* Extracted entries:
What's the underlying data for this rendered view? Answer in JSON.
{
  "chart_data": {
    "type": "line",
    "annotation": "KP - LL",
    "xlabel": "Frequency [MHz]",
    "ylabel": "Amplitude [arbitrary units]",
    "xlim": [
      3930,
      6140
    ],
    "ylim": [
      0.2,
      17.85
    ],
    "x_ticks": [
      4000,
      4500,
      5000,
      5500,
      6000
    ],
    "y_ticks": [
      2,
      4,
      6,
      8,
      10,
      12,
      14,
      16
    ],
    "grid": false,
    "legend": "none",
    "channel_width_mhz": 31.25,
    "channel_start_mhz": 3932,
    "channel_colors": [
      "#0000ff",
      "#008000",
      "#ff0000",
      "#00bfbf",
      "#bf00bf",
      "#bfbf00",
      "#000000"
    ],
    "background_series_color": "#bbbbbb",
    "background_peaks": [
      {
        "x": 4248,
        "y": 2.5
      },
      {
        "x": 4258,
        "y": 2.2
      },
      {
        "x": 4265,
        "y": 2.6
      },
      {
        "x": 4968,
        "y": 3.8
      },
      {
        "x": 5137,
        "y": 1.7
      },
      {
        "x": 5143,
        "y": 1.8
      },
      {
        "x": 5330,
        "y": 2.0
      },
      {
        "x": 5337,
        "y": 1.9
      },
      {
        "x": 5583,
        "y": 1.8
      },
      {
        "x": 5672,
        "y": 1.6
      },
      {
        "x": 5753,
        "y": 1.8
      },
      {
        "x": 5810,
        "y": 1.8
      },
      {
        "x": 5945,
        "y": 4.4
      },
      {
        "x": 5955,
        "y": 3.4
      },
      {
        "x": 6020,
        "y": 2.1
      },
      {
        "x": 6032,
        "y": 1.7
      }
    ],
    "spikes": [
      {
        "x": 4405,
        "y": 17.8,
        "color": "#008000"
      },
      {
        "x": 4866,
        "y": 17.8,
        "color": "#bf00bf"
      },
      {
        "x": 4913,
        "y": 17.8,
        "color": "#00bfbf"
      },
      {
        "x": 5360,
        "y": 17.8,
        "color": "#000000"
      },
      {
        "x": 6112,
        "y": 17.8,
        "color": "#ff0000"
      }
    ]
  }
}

* Your task:
Faithfully copy every entry, leaving nothing out.

* In response:
What's the underlying data for this rendered view? Answer in JSON.
{
  "chart_data": {
    "type": "line",
    "annotation": "KP - LL",
    "xlabel": "Frequency [MHz]",
    "ylabel": "Amplitude [arbitrary units]",
    "xlim": [
      3930,
      6140
    ],
    "ylim": [
      0.2,
      17.85
    ],
    "x_ticks": [
      4000,
      4500,
      5000,
      5500,
      6000
    ],
    "y_ticks": [
      2,
      4,
      6,
      8,
      10,
      12,
      14,
      16
    ],
    "grid": false,
    "legend": "none",
    "channel_width_mhz": 31.25,
    "channel_start_mhz": 3932,
    "channel_colors": [
      "#0000ff",
      "#008000",
      "#ff0000",
      "#00bfbf",
      "#bf00bf",
      "#bfbf00",
      "#000000"
    ],
    "background_series_color": "#bbbbbb",
    "background_peaks": [
      {
        "x": 4248,
        "y": 2.5
      },
      {
        "x": 4258,
        "y": 2.2
      },
      {
        "x": 4265,
        "y": 2.6
      },
      {
        "x": 4968,
        "y": 3.8
      },
      {
        "x": 5137,
        "y": 1.7
      },
      {
        "x": 5143,
        "y": 1.8
      },
      {
        "x": 5330,
        "y": 2.0
      },
      {
        "x": 5337,
        "y": 1.9
      },
      {
        "x": 5583,
        "y": 1.8
      },
      {
        "x": 5672,
        "y": 1.6
      },
      {
        "x": 5753,
        "y": 1.8
      },
      {
        "x": 5810,
        "y": 1.8
      },
      {
        "x": 5945,
        "y": 4.4
      },
      {
        "x": 5955,
        "y": 3.4
      },
      {
        "x": 6020,
        "y": 2.1
      },
      {
        "x": 6032,
        "y": 1.7
      }
    ],
    "spikes": [
      {
        "x": 4405,
        "y": 17.8,
        "color": "#008000"
      },
      {
        "x": 4866,
        "y": 17.8,
        "color": "#bf00bf"
      },
      {
        "x": 4913,
        "y": 17.8,
        "color": "#00bfbf"
      },
      {
        "x": 5360,
        "y": 17.8,
        "color": "#000000"
      },
      {
        "x": 6112,
        "y": 17.8,
        "color": "#ff0000"
      }
    ]
  }
}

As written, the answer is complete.